---------- Extracted entries

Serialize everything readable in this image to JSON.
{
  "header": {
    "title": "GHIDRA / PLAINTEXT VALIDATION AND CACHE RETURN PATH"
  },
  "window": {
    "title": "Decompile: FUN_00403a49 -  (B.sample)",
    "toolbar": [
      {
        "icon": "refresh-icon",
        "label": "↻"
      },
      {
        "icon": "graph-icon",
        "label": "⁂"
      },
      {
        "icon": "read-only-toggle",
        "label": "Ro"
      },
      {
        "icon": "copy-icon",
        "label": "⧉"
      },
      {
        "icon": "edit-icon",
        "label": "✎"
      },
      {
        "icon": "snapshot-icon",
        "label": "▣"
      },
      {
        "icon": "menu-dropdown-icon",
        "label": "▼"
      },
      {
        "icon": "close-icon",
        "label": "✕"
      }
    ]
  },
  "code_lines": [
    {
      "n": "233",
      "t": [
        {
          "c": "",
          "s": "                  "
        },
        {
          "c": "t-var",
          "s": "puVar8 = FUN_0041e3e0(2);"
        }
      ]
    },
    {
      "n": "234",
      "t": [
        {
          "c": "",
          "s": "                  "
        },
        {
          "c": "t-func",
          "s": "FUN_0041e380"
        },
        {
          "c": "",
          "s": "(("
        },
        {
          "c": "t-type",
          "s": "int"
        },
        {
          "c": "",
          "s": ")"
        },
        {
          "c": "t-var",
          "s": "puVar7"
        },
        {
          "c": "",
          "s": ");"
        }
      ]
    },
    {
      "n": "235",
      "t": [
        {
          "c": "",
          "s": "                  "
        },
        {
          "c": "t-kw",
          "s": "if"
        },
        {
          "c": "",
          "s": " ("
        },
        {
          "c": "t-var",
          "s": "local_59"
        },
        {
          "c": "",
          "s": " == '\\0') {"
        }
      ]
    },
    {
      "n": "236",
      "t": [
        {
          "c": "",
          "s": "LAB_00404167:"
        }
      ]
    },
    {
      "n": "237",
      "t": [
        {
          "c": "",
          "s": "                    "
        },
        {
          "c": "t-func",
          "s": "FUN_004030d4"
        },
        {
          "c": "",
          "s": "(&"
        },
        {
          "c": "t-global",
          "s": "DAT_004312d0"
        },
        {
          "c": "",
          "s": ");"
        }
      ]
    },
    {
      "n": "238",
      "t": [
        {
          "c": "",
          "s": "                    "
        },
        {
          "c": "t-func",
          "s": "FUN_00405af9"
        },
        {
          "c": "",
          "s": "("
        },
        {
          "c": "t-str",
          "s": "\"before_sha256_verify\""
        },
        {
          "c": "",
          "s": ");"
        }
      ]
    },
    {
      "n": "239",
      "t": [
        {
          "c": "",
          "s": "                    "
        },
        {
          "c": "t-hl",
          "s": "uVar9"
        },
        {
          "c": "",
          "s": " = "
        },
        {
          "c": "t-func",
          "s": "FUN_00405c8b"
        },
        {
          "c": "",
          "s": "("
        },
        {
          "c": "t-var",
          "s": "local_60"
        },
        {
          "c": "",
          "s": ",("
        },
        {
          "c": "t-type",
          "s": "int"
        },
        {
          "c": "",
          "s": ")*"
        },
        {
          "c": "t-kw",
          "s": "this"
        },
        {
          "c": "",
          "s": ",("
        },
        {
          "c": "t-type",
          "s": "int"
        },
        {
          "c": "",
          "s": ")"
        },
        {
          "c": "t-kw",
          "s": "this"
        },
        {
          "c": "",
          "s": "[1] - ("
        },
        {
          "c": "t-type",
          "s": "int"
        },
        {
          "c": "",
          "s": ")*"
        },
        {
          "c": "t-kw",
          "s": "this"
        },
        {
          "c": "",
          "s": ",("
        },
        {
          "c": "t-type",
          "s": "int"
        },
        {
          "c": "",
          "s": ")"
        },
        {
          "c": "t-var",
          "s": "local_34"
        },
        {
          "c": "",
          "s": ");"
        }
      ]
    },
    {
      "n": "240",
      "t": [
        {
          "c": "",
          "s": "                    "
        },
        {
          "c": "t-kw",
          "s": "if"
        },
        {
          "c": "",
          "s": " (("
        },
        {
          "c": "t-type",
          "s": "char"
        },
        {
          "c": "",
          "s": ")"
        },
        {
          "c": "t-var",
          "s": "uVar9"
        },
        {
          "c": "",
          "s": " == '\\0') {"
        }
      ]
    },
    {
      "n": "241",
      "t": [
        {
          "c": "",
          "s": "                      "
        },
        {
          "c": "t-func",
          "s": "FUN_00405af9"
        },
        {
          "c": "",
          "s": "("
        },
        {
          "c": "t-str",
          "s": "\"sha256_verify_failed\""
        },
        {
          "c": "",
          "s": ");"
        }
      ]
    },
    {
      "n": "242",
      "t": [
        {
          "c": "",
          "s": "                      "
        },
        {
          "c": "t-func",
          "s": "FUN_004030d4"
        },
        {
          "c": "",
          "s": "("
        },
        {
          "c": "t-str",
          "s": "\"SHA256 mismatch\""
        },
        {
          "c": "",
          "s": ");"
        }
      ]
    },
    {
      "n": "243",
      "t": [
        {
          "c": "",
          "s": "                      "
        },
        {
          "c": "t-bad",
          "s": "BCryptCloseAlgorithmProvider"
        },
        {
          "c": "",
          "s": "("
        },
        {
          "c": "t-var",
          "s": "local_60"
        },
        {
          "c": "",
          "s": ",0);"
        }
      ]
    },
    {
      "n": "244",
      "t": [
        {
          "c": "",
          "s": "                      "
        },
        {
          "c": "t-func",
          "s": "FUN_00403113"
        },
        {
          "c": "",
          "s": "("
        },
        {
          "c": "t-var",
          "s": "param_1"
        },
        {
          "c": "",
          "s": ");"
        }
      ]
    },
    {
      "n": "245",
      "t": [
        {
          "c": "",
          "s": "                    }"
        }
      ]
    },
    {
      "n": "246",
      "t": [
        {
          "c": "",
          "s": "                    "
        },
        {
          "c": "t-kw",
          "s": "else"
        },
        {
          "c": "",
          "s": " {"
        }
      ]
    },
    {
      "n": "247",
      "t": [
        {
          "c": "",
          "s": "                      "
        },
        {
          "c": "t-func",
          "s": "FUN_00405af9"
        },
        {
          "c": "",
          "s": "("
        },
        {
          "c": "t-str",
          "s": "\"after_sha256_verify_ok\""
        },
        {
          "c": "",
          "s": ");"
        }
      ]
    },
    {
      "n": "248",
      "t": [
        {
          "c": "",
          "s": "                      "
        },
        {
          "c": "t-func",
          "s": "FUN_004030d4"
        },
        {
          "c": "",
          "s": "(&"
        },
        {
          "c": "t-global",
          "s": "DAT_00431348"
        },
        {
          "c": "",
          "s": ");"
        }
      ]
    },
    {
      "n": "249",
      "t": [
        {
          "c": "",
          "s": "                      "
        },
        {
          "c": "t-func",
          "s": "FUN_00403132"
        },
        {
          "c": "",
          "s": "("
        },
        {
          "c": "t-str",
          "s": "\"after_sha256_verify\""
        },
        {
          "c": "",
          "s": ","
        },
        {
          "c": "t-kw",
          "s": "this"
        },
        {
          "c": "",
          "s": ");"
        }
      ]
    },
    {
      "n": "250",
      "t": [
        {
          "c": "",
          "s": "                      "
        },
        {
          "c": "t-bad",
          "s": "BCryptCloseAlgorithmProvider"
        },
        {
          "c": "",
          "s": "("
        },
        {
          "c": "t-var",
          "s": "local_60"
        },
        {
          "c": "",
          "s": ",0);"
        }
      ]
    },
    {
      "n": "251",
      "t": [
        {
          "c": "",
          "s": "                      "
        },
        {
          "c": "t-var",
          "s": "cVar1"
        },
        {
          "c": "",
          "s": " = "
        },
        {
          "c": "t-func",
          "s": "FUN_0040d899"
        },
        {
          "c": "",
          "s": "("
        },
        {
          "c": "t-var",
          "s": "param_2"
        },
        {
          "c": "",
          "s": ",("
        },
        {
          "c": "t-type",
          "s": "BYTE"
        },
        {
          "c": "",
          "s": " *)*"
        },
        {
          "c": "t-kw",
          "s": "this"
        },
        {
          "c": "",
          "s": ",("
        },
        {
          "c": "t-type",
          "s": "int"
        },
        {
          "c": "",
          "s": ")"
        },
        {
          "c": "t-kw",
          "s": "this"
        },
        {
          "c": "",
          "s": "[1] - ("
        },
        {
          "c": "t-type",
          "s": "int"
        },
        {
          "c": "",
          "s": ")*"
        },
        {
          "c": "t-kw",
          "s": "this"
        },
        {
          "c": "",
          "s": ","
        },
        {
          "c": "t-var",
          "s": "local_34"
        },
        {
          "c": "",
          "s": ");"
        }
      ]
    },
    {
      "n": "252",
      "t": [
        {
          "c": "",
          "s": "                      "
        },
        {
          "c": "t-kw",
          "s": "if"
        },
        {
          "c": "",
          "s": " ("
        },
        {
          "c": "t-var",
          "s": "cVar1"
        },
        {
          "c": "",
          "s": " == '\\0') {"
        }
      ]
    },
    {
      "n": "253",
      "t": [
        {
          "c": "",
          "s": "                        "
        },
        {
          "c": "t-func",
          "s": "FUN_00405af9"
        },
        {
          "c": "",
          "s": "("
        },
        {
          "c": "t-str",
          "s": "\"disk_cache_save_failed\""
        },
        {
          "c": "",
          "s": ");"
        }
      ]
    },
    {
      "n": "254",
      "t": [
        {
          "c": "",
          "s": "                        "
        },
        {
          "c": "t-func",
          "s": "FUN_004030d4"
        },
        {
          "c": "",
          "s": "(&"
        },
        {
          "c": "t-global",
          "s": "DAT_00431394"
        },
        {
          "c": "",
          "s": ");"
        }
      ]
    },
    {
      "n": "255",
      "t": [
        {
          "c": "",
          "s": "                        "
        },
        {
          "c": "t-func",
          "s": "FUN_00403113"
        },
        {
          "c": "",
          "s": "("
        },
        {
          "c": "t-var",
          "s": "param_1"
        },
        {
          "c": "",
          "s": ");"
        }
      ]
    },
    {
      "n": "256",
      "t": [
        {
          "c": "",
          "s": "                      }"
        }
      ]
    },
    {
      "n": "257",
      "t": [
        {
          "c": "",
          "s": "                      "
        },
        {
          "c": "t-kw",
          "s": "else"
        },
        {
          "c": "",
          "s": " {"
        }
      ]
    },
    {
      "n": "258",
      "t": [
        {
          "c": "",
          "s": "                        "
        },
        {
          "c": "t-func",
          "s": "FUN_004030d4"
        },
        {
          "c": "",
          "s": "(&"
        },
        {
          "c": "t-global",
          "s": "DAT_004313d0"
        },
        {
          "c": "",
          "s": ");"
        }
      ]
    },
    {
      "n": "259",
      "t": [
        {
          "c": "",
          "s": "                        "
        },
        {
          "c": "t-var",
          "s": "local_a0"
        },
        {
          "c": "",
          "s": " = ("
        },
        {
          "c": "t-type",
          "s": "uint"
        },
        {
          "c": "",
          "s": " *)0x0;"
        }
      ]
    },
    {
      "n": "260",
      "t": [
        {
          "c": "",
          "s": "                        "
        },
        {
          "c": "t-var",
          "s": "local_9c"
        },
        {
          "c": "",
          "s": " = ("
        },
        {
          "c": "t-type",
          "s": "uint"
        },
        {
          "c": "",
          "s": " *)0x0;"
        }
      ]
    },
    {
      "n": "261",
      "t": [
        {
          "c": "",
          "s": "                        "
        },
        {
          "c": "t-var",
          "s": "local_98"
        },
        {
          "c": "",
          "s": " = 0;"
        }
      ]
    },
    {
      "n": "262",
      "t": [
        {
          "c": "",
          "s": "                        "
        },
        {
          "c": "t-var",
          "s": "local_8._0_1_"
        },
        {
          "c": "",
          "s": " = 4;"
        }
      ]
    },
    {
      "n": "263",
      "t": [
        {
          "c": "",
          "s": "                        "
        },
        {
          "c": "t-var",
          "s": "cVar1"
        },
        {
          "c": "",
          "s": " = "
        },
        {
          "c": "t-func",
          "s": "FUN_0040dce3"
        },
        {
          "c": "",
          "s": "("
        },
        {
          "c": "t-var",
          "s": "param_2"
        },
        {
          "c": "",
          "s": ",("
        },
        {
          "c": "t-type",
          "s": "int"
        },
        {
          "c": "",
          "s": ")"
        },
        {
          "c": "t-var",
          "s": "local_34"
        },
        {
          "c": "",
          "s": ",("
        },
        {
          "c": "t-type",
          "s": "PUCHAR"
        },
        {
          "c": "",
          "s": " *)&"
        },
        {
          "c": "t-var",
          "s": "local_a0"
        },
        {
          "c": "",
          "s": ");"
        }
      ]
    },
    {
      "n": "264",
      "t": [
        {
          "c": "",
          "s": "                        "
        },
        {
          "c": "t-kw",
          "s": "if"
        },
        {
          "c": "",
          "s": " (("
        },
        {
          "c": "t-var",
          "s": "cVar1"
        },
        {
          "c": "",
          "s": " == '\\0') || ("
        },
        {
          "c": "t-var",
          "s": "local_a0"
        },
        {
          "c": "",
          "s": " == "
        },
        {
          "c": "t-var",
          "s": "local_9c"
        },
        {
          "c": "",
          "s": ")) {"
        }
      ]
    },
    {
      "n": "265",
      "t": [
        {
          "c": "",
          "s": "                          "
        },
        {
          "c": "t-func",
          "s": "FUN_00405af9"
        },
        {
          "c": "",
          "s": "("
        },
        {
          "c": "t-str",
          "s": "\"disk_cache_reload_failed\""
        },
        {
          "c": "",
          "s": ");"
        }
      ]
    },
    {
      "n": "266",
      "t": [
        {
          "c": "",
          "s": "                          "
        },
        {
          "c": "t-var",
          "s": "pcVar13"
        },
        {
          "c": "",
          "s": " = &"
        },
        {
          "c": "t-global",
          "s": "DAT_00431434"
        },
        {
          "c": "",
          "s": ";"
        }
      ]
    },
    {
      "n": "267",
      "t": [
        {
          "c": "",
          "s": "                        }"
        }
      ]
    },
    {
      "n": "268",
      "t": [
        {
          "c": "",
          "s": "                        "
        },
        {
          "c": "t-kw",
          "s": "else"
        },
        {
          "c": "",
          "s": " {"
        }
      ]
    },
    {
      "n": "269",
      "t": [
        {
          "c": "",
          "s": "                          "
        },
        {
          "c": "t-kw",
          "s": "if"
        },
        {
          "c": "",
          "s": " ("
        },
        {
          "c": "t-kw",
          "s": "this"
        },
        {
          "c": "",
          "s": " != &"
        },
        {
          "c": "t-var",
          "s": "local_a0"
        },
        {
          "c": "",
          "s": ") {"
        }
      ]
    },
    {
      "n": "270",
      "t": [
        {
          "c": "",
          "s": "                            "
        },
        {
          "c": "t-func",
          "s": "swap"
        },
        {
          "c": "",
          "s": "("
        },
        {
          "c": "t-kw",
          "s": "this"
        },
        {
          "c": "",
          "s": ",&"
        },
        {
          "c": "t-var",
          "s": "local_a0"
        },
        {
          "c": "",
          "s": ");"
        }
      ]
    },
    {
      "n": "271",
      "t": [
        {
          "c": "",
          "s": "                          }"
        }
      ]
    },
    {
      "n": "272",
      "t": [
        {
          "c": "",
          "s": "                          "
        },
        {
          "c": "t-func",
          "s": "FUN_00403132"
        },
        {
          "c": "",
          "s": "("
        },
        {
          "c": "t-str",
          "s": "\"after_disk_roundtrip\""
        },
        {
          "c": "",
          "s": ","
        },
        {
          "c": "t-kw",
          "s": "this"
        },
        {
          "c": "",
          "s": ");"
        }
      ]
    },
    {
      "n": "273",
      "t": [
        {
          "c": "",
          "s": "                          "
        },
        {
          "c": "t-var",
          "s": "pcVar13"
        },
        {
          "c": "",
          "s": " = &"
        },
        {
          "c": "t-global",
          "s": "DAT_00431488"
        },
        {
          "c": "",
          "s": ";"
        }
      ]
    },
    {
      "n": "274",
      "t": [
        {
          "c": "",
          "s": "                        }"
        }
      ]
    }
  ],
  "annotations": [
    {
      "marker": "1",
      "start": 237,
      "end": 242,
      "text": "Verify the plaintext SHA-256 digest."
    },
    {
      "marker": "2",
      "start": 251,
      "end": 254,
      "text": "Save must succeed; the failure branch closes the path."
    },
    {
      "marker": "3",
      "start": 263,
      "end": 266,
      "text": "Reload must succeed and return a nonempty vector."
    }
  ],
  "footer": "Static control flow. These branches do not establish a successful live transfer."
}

--------------------

§ What to work on:
Tally the lines of the listing above that include the word "title". Answer with the number alone.

§ Exercise output:
2